# WHAT THE TASK REQUIRES:
Extract each line where the string "представленным" shows up.

# ITEMS:
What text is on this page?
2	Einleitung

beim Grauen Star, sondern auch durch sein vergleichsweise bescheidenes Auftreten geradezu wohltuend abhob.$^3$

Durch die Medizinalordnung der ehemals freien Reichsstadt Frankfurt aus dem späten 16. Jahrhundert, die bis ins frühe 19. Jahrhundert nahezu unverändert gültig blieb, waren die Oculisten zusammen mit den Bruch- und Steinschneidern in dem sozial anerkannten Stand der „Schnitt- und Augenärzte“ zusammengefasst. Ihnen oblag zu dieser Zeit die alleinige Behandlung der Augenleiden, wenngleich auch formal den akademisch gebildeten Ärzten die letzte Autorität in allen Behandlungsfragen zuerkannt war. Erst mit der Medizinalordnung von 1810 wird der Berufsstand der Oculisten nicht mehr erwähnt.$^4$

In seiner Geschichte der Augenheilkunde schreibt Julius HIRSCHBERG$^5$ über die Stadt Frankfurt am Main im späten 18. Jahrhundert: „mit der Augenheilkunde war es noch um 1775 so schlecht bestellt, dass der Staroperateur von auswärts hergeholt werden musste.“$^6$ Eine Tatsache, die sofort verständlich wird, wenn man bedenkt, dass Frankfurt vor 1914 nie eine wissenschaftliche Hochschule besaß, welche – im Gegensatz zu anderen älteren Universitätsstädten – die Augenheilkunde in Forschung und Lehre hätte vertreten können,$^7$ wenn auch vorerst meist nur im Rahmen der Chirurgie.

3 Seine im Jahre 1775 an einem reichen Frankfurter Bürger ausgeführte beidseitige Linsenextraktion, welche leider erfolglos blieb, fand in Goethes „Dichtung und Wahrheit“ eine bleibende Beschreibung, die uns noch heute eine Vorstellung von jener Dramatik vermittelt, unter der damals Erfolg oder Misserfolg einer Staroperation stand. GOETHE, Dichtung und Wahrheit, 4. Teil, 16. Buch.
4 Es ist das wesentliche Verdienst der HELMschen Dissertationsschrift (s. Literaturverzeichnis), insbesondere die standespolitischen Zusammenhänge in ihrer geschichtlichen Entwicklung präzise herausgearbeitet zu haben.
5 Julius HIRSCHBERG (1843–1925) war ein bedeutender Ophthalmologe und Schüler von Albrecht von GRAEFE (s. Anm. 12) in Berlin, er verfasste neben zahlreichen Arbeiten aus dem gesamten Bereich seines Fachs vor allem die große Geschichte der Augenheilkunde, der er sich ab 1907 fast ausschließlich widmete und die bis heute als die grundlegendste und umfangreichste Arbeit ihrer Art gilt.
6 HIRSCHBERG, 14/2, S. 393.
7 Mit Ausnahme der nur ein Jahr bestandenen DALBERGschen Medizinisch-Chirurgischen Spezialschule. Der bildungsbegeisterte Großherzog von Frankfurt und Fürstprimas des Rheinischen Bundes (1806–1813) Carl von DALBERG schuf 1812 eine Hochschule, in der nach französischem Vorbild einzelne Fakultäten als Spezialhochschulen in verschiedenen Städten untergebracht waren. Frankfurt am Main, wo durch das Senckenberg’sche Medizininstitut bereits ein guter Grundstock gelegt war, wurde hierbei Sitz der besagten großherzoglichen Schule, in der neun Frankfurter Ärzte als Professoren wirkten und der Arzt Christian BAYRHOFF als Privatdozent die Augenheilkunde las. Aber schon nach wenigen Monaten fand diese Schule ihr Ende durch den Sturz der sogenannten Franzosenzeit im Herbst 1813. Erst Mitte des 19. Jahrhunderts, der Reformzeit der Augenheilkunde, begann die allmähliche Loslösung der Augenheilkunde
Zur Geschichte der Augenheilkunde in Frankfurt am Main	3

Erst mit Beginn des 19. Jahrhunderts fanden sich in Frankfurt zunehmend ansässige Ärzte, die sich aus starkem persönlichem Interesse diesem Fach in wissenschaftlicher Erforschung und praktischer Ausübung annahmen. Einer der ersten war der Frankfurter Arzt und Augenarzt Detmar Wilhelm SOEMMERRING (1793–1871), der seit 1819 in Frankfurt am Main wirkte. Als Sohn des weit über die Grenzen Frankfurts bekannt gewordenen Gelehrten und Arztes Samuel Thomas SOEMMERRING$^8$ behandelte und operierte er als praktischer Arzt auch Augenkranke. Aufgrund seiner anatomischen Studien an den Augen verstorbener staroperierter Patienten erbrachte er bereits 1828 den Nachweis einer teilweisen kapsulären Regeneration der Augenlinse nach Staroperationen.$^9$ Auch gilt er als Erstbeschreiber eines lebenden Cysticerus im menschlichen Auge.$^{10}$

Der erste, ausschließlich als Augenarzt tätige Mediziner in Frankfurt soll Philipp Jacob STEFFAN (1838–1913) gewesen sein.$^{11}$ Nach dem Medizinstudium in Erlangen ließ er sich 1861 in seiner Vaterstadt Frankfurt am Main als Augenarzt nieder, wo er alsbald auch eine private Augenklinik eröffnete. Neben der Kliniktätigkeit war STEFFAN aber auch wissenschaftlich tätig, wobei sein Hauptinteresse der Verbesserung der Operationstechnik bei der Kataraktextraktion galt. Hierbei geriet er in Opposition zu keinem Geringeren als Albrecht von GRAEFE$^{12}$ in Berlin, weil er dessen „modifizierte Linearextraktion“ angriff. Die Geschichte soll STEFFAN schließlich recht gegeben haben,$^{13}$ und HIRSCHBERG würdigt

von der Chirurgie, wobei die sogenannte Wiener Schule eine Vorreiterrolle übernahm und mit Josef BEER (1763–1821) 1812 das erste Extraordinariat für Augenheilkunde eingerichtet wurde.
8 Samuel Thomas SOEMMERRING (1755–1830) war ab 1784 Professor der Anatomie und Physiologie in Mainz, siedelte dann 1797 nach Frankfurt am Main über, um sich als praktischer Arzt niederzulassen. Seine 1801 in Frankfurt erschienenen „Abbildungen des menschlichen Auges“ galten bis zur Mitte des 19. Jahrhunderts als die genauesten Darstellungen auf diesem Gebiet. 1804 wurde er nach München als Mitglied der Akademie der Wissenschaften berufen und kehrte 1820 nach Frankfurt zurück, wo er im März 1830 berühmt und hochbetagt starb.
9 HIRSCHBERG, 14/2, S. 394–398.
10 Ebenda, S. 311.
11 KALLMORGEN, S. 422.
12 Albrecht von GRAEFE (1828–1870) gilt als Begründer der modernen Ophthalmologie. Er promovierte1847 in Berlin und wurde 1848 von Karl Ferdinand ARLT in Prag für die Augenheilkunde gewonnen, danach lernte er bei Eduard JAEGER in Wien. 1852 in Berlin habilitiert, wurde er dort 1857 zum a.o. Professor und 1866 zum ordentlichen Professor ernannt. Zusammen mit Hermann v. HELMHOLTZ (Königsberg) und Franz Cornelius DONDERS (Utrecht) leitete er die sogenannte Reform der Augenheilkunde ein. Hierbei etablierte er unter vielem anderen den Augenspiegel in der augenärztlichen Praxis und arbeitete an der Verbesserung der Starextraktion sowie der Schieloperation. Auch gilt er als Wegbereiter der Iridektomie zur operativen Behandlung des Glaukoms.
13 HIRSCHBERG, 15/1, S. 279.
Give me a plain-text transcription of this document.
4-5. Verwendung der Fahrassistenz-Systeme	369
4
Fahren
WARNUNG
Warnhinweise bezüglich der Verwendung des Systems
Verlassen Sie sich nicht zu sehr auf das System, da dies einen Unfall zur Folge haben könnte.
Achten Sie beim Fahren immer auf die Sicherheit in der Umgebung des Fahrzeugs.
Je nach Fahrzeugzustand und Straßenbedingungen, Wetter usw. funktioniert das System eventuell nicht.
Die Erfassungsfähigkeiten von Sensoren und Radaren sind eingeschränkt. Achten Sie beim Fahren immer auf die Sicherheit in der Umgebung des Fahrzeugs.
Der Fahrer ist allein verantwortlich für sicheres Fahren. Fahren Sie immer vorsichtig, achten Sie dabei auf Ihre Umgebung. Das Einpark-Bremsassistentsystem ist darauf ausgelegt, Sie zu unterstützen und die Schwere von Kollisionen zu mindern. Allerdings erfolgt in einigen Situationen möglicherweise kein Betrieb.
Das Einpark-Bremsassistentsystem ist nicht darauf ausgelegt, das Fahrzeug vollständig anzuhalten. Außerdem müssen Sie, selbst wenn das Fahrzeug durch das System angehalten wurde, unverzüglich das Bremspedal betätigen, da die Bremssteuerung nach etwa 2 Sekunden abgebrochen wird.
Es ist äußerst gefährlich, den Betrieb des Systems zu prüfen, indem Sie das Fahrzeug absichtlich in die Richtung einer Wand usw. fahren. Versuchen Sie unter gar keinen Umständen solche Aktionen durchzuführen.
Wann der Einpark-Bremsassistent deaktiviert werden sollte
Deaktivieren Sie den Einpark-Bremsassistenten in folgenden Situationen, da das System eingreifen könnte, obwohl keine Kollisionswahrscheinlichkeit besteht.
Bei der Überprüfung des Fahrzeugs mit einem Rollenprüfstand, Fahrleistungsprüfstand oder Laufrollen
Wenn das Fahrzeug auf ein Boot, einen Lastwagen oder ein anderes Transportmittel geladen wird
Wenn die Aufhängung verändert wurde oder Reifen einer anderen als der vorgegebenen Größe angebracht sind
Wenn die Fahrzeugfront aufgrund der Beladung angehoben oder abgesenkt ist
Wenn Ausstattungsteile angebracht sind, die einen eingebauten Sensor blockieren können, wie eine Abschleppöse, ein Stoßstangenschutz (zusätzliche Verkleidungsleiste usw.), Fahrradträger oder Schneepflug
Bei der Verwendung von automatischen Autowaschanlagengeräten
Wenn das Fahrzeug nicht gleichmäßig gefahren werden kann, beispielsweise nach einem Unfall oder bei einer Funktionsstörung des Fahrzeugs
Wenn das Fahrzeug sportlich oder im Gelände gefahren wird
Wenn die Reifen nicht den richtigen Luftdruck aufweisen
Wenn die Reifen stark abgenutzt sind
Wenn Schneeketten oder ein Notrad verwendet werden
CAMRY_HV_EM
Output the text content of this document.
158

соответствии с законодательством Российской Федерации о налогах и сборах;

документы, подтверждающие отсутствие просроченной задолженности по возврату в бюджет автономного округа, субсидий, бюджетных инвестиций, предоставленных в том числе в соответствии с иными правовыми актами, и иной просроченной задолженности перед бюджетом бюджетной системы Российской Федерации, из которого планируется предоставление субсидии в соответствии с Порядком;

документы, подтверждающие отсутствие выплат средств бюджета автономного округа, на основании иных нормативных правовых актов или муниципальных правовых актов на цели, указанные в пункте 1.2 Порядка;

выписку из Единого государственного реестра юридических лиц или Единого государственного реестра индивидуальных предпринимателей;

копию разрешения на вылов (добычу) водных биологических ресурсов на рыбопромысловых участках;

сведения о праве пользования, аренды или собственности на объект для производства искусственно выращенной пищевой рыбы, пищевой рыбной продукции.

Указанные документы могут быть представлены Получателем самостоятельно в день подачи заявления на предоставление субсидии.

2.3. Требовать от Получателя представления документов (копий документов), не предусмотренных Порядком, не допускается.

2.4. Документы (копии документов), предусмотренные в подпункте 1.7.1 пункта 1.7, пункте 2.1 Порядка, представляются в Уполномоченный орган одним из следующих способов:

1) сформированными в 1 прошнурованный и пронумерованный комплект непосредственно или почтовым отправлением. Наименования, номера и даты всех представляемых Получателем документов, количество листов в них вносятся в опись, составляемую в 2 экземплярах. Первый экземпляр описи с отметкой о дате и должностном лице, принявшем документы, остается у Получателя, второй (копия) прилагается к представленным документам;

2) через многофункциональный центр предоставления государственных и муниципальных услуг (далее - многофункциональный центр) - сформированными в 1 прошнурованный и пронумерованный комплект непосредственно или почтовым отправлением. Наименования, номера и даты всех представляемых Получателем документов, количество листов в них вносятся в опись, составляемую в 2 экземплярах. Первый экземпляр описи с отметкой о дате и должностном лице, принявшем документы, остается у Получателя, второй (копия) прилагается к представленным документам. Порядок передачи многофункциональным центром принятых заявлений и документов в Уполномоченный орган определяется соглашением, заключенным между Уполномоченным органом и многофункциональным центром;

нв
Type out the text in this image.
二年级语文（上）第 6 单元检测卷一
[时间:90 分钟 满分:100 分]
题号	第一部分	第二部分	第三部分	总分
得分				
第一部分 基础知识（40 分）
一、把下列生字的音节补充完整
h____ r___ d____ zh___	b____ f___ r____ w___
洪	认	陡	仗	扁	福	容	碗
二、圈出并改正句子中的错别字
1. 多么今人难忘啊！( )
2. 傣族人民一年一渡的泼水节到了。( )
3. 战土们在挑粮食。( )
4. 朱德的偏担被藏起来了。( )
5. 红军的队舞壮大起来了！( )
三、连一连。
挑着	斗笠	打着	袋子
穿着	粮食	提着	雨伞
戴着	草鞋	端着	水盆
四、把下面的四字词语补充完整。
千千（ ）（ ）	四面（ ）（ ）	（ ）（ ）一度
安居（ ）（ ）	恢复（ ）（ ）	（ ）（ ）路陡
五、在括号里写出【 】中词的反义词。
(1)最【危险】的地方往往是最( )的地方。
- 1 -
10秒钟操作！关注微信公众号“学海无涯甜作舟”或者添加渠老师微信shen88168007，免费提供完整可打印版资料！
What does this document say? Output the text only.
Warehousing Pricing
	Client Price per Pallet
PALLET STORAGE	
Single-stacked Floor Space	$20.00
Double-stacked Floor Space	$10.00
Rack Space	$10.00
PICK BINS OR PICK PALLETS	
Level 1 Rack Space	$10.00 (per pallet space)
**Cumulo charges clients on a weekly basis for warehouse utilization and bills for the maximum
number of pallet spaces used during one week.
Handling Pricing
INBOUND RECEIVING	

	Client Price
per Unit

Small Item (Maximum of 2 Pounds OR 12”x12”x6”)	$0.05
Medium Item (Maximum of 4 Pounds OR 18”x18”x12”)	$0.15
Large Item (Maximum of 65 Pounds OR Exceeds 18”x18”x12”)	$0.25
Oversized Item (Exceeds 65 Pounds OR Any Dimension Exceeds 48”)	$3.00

# REPLY:
1) сформированными в 1 прошнурованный и пронумерованный комплект непосредственно или почтовым отправлением. Наименования, номера и даты всех представляемых Получателем документов, количество листов в них вносятся в опись, составляемую в 2 экземплярах. Первый экземпляр описи с отметкой о дате и должностном лице, принявшем документы, остается у Получателя, второй (копия) прилагается к представленным документам;
2) через многофункциональный центр предоставления государственных и муниципальных услуг (далее - многофункциональный центр) - сформированными в 1 прошнурованный и пронумерованный комплект непосредственно или почтовым отправлением. Наименования, номера и даты всех представляемых Получателем документов, количество листов в них вносятся в опись, составляемую в 2 экземплярах. Первый экземпляр описи с отметкой о дате и должностном лице, принявшем документы, остается у Получателя, второй (копия) прилагается к представленным документам. Порядок передачи многофункциональным центром принятых заявлений и документов в Уполномоченный орган определяется соглашением, заключенным между Уполномоченным органом и многофункциональным центром;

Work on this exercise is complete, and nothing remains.